[Start Records provided]
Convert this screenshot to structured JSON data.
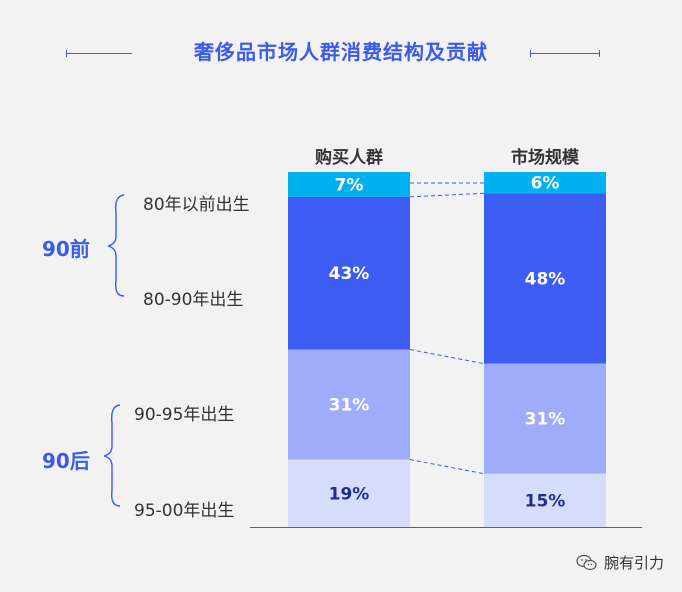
{
  "title": "奢侈品市场人群消费结构及贡献",
  "watermark": "腕有引力",
  "colors": {
    "accent": "#3b5be8",
    "seg_top": "#00b0f0",
    "seg_2": "#3d5cf2",
    "seg_3": "#9eacf9",
    "seg_4": "#d6ddfb",
    "text_dark_label": "#1f2f8a"
  },
  "groups": [
    {
      "label": "90前",
      "members": [
        "80年以前出生",
        "80-90年出生"
      ]
    },
    {
      "label": "90后",
      "members": [
        "90-95年出生",
        "95-00年出生"
      ]
    }
  ],
  "chart_data": {
    "type": "bar",
    "stacked": true,
    "normalized_percent": true,
    "categories": [
      "购买人群",
      "市场规模"
    ],
    "segments": [
      "80年以前出生",
      "80-90年出生",
      "90-95年出生",
      "95-00年出生"
    ],
    "series": [
      {
        "name": "80年以前出生",
        "values": [
          7,
          6
        ],
        "labels": [
          "7%",
          "6%"
        ]
      },
      {
        "name": "80-90年出生",
        "values": [
          43,
          48
        ],
        "labels": [
          "43%",
          "48%"
        ]
      },
      {
        "name": "90-95年出生",
        "values": [
          31,
          31
        ],
        "labels": [
          "31%",
          "31%"
        ]
      },
      {
        "name": "95-00年出生",
        "values": [
          19,
          15
        ],
        "labels": [
          "19%",
          "15%"
        ]
      }
    ],
    "ylim": [
      0,
      100
    ],
    "grid": false,
    "legend": "none"
  }
}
[End Records provided]
-- What to work on --
Among the lines of the listing, how many hold the string "true"? Respond with only the number.

-- Written reply --
2